**DIRECTION:**
From the entries that follow, extract each line holding the string "value".

**DATASET CONTENT:**
━━━━━━━━

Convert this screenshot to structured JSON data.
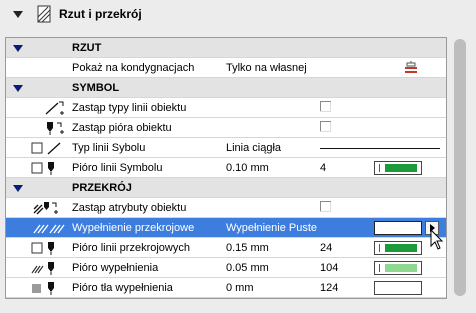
{
  "panel": {
    "title": "Rzut i przekrój"
  },
  "rows": {
    "rzut_header": "RZUT",
    "pokaz": {
      "name": "Pokaż na kondygnacjach",
      "value": "Tylko na własnej"
    },
    "symbol_header": "SYMBOL",
    "zastap_typy": {
      "name": "Zastąp typy linii obiektu"
    },
    "zastap_piora": {
      "name": "Zastąp pióra obiektu"
    },
    "typ_linii": {
      "name": "Typ linii Sybolu",
      "value": "Linia ciągła"
    },
    "pioro_linii_symbolu": {
      "name": "Pióro linii Symbolu",
      "value": "0.10 mm",
      "num": "4"
    },
    "przekroj_header": "PRZEKRÓJ",
    "zastap_atrybuty": {
      "name": "Zastąp atrybuty obiektu"
    },
    "wypelnienie": {
      "name": "Wypełnienie przekrojowe",
      "value": "Wypełnienie Puste"
    },
    "pioro_linii_przekrojowych": {
      "name": "Pióro linii przekrojowych",
      "value": "0.15 mm",
      "num": "24"
    },
    "pioro_wypelnienia": {
      "name": "Pióro wypełnienia",
      "value": "0.05 mm",
      "num": "104"
    },
    "pioro_tla": {
      "name": "Pióro tła wypełnienia",
      "value": "0 mm",
      "num": "124"
    }
  },
  "colors": {
    "selection": "#3d7ddd",
    "section_arrow": "#0a1c78",
    "pen_green_dark": "#1e9a3a",
    "pen_green_light": "#8fd88f"
  },
  "icons": [
    "collapse-arrow",
    "section-plan-icon",
    "layer-stack-icon",
    "line-type-icon",
    "pen-icon",
    "fill-hatch-icon",
    "checkbox-icon"
  ]
}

━━━━━━━━

**THE RESULT:**
      "value": "Tylko na własnej"
      "value": "Linia ciągła"
      "value": "0.10 mm",
      "value": "Wypełnienie Puste"
      "value": "0.15 mm",
      "value": "0.05 mm",
      "value": "0 mm",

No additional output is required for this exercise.